# Danke Sanke ...und Inge  Schwimminseln sind klasse



## waterman (4. Juni 2008)

Liebe Inge (Inge50) und Lieber Lenhard (Sanke10).
Es wird Zeit, dass ich mich mit Fotos bei euch bedanke. Da ich keine Flachwasserzone habe, hatte ich zwei Jahre Stress, weil ich nicht wusste wie ich Pflanzen in den Teich bekomme.
Nun habe ich einige rechteckige Pflanzinseln gebastelt und mit Sumpfpflanzen bepflanzt und in den rechteckigen Teich gelassen. Da ich richtig zufrieden bin hier ein paar Fotos von vor ein paar Tagen, als auch hier am Mittelrhein der Sommer noch sonnig war.
Gruß
Wil


----------



## inge50 (4. Juni 2008)

*AW: Danke Sanke ...und Inge  Schwimminseln sind klasse*

Hallo Wil,

 

deine Inseln sehen  aus. Hast du prima hin bekommen.

Meine ist noch nicht so gut bewachsen. Die __ Brunnenkresse will einfach nicht so, wie ich es will. Aber ich gebe nicht auf  

Viele Grüße
Inge


----------



## waterman (5. Juni 2008)

*AW: Danke Sanke ...und Inge  Schwimminseln sind klasse*

Hi Inge,

die Insel mit der __ Brunnenkresse, die ich im März mit Samen auf de Fensterbank vorgezogen habe wächst ja prächtig. Eine weitere Insel, die auf dem Bild nicht zu sehen ist, habe ich vor vier Wochen gesäht, aber außer Keimblättern ist auch da nicht viel zu sehen. Vielleicht nehmen die andern Pflanzen zu viel Nährstoffe aus dem Wasser 
Viel Erfolg für Deine Insel.
Gruß
Wil


----------



## Dodi (5. Juni 2008)

*AW: Danke Sanke ...und Inge  Schwimminseln sind klasse*

Hi Wil!

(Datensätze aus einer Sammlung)
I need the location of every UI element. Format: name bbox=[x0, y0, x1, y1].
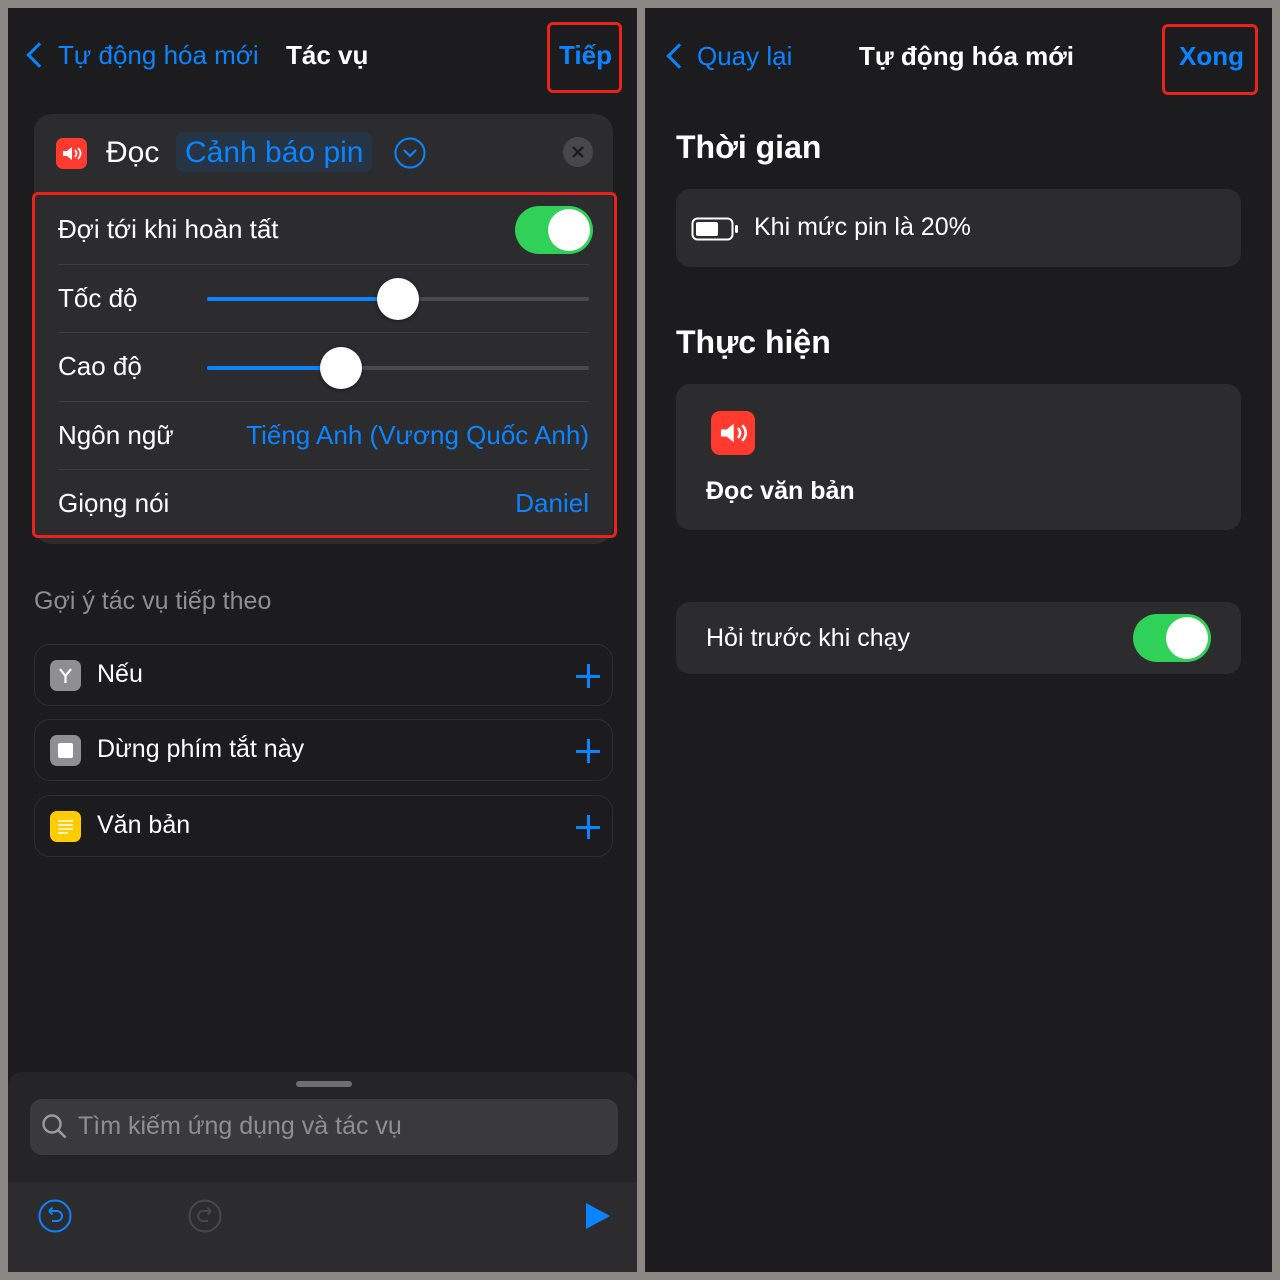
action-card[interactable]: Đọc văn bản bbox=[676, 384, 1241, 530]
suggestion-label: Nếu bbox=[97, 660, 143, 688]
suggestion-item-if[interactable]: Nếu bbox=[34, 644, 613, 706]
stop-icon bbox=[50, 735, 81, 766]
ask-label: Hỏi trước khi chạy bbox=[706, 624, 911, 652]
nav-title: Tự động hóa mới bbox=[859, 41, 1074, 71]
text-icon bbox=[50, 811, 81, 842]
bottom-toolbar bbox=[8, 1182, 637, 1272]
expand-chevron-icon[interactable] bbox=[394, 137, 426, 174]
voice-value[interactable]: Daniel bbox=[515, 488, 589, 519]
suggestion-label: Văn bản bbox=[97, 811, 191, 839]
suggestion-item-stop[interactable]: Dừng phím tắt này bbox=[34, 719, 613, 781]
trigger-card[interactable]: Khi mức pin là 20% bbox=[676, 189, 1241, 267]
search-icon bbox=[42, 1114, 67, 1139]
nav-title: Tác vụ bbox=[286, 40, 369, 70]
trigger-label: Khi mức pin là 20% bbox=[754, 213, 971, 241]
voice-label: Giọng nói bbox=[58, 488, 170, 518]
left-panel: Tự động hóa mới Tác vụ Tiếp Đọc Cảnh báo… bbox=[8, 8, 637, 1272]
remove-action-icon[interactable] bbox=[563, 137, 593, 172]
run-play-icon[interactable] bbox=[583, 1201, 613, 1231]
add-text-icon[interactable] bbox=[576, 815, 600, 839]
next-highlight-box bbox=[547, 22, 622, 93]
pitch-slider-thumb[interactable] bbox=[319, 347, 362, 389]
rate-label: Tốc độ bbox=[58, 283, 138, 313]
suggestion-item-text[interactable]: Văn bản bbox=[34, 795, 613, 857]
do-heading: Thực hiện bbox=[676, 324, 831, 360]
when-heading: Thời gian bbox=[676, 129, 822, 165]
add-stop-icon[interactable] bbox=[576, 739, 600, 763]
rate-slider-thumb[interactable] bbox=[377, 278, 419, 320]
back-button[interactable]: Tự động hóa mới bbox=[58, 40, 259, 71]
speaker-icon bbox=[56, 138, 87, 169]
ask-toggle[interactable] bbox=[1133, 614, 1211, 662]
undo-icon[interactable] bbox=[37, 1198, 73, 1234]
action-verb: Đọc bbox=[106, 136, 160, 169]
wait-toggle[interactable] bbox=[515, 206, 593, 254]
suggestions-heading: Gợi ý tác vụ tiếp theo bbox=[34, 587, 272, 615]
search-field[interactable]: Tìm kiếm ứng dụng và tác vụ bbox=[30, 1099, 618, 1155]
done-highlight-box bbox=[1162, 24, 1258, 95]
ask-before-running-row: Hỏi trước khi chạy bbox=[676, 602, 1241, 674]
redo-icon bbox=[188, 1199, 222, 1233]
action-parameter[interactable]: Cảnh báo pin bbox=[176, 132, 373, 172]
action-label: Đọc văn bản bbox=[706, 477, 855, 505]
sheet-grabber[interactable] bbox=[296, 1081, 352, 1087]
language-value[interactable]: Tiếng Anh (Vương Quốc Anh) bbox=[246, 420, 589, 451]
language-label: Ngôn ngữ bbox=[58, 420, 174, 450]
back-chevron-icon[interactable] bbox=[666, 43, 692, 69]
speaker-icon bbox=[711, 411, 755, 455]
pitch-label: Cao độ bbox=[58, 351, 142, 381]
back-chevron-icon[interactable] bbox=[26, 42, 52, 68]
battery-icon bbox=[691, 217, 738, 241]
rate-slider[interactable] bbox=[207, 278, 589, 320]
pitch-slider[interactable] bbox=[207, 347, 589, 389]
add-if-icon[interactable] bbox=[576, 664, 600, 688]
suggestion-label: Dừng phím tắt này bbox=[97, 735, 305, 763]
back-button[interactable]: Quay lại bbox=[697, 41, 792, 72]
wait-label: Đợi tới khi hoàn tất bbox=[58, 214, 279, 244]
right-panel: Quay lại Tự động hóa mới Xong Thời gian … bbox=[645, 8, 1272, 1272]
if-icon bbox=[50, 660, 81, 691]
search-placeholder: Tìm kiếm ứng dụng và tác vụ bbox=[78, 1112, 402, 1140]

→ **VORGABEN**:
Schreib aus dem Forumsthread über Schwimminseln die Stelle ab, die bei den Worten „Liebe Inge (Inge50)“ einsetzt, und hör nach „noch sonnig war.“ auf.

→ **FERTIGE ANTWORT**:
Liebe Inge (Inge50) und Lieber Lenhard (Sanke10).
Es wird Zeit, dass ich mich mit Fotos bei euch bedanke. Da ich keine Flachwasserzone habe, hatte ich zwei Jahre Stress, weil ich nicht wusste wie ich Pflanzen in den Teich bekomme.
Nun habe ich einige rechteckige Pflanzinseln gebastelt und mit Sumpfpflanzen bepflanzt und in den rechteckigen Teich gelassen. Da ich richtig zufrieden bin hier ein paar Fotos von vor ein paar Tagen, als auch hier am Mittelrhein der Sommer noch sonnig war.